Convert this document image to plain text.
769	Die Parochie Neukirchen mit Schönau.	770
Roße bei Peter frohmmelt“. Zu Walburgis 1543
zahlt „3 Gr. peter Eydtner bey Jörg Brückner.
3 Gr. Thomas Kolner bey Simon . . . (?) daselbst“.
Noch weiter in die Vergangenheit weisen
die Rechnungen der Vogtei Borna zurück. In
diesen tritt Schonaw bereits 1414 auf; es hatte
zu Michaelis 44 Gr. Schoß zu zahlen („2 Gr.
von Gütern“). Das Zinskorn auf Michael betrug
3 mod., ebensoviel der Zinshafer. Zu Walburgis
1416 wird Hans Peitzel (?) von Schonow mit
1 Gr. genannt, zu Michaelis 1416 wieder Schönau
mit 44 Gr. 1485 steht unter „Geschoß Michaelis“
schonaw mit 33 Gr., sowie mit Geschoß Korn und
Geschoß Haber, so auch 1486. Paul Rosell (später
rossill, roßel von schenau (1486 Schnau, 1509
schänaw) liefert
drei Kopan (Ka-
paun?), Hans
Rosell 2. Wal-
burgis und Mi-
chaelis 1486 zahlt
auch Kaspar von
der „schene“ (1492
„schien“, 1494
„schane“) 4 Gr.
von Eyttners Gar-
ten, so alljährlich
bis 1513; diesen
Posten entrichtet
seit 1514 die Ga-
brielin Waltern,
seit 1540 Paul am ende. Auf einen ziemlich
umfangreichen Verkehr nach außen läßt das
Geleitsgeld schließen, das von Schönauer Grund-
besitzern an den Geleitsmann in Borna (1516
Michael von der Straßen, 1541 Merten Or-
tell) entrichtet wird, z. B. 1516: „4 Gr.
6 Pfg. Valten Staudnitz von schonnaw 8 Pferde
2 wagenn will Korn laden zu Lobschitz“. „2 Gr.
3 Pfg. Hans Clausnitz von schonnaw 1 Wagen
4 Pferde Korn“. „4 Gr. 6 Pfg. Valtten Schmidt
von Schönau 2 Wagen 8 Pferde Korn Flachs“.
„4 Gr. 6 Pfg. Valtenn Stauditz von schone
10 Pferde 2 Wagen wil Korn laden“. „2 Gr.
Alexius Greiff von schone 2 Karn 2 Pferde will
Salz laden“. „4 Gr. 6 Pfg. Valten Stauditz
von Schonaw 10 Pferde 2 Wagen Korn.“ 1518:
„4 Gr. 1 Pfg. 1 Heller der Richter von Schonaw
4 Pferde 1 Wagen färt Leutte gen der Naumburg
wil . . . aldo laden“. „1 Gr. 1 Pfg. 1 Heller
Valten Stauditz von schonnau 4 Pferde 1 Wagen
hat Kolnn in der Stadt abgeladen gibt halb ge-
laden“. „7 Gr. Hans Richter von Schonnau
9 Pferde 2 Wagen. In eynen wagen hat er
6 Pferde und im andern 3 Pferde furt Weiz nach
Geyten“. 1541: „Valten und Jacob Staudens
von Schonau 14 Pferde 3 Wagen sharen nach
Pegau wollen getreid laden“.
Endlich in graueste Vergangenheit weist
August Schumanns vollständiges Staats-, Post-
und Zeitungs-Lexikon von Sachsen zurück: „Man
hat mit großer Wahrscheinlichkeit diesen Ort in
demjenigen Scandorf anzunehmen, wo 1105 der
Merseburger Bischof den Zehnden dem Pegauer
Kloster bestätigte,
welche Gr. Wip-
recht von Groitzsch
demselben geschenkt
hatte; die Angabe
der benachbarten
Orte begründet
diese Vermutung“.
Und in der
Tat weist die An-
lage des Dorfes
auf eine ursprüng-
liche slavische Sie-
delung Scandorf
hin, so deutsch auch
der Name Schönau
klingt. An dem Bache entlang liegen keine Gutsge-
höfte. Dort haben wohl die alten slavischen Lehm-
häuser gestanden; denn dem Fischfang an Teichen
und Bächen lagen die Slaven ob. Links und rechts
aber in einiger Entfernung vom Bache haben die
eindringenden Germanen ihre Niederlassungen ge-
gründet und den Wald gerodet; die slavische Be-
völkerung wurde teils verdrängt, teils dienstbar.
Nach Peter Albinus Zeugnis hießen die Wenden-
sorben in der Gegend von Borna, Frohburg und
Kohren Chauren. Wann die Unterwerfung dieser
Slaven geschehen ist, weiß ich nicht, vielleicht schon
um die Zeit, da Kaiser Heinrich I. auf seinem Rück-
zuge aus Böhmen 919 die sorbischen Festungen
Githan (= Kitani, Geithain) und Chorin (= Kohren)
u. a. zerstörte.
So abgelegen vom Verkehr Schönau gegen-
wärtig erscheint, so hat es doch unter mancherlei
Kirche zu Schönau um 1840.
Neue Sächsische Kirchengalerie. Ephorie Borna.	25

Set problem: Extract the entries above verbatim.

Final answer:
Convert this document image to plain text.
769	Die Parochie Neukirchen mit Schönau.	770
Roße bei Peter frohmmelt“. Zu Walburgis 1543
zahlt „3 Gr. peter Eydtner bey Jörg Brückner.
3 Gr. Thomas Kolner bey Simon . . . (?) daselbst“.
Noch weiter in die Vergangenheit weisen
die Rechnungen der Vogtei Borna zurück. In
diesen tritt Schonaw bereits 1414 auf; es hatte
zu Michaelis 44 Gr. Schoß zu zahlen („2 Gr.
von Gütern“). Das Zinskorn auf Michael betrug
3 mod., ebensoviel der Zinshafer. Zu Walburgis
1416 wird Hans Peitzel (?) von Schonow mit
1 Gr. genannt, zu Michaelis 1416 wieder Schönau
mit 44 Gr. 1485 steht unter „Geschoß Michaelis“
schonaw mit 33 Gr., sowie mit Geschoß Korn und
Geschoß Haber, so auch 1486. Paul Rosell (später
rossill, roßel von schenau (1486 Schnau, 1509
schänaw) liefert
drei Kopan (Ka-
paun?), Hans
Rosell 2. Wal-
burgis und Mi-
chaelis 1486 zahlt
auch Kaspar von
der „schene“ (1492
„schien“, 1494
„schane“) 4 Gr.
von Eyttners Gar-
ten, so alljährlich
bis 1513; diesen
Posten entrichtet
seit 1514 die Ga-
brielin Waltern,
seit 1540 Paul am ende. Auf einen ziemlich
umfangreichen Verkehr nach außen läßt das
Geleitsgeld schließen, das von Schönauer Grund-
besitzern an den Geleitsmann in Borna (1516
Michael von der Straßen, 1541 Merten Or-
tell) entrichtet wird, z. B. 1516: „4 Gr.
6 Pfg. Valten Staudnitz von schonnaw 8 Pferde
2 wagenn will Korn laden zu Lobschitz“. „2 Gr.
3 Pfg. Hans Clausnitz von schonnaw 1 Wagen
4 Pferde Korn“. „4 Gr. 6 Pfg. Valtten Schmidt
von Schönau 2 Wagen 8 Pferde Korn Flachs“.
„4 Gr. 6 Pfg. Valtenn Stauditz von schone
10 Pferde 2 Wagen wil Korn laden“. „2 Gr.
Alexius Greiff von schone 2 Karn 2 Pferde will
Salz laden“. „4 Gr. 6 Pfg. Valten Stauditz
von Schonaw 10 Pferde 2 Wagen Korn.“ 1518:
„4 Gr. 1 Pfg. 1 Heller der Richter von Schonaw
4 Pferde 1 Wagen färt Leutte gen der Naumburg
wil . . . aldo laden“. „1 Gr. 1 Pfg. 1 Heller
Valten Stauditz von schonnau 4 Pferde 1 Wagen
hat Kolnn in der Stadt abgeladen gibt halb ge-
laden“. „7 Gr. Hans Richter von Schonnau
9 Pferde 2 Wagen. In eynen wagen hat er
6 Pferde und im andern 3 Pferde furt Weiz nach
Geyten“. 1541: „Valten und Jacob Staudens
von Schonau 14 Pferde 3 Wagen sharen nach
Pegau wollen getreid laden“.
Endlich in graueste Vergangenheit weist
August Schumanns vollständiges Staats-, Post-
und Zeitungs-Lexikon von Sachsen zurück: „Man
hat mit großer Wahrscheinlichkeit diesen Ort in
demjenigen Scandorf anzunehmen, wo 1105 der
Merseburger Bischof den Zehnden dem Pegauer
Kloster bestätigte,
welche Gr. Wip-
recht von Groitzsch
demselben geschenkt
hatte; die Angabe
der benachbarten
Orte begründet
diese Vermutung“.
Und in der
Tat weist die An-
lage des Dorfes
auf eine ursprüng-
liche slavische Sie-
delung Scandorf
hin, so deutsch auch
der Name Schönau
klingt. An dem Bache entlang liegen keine Gutsge-
höfte. Dort haben wohl die alten slavischen Lehm-
häuser gestanden; denn dem Fischfang an Teichen
und Bächen lagen die Slaven ob. Links und rechts
aber in einiger Entfernung vom Bache haben die
eindringenden Germanen ihre Niederlassungen ge-
gründet und den Wald gerodet; die slavische Be-
völkerung wurde teils verdrängt, teils dienstbar.
Nach Peter Albinus Zeugnis hießen die Wenden-
sorben in der Gegend von Borna, Frohburg und
Kohren Chauren. Wann die Unterwerfung dieser
Slaven geschehen ist, weiß ich nicht, vielleicht schon
um die Zeit, da Kaiser Heinrich I. auf seinem Rück-
zuge aus Böhmen 919 die sorbischen Festungen
Githan (= Kitani, Geithain) und Chorin (= Kohren)
u. a. zerstörte.
So abgelegen vom Verkehr Schönau gegen-
wärtig erscheint, so hat es doch unter mancherlei
Kirche zu Schönau um 1840.
Neue Sächsische Kirchengalerie. Ephorie Borna.	25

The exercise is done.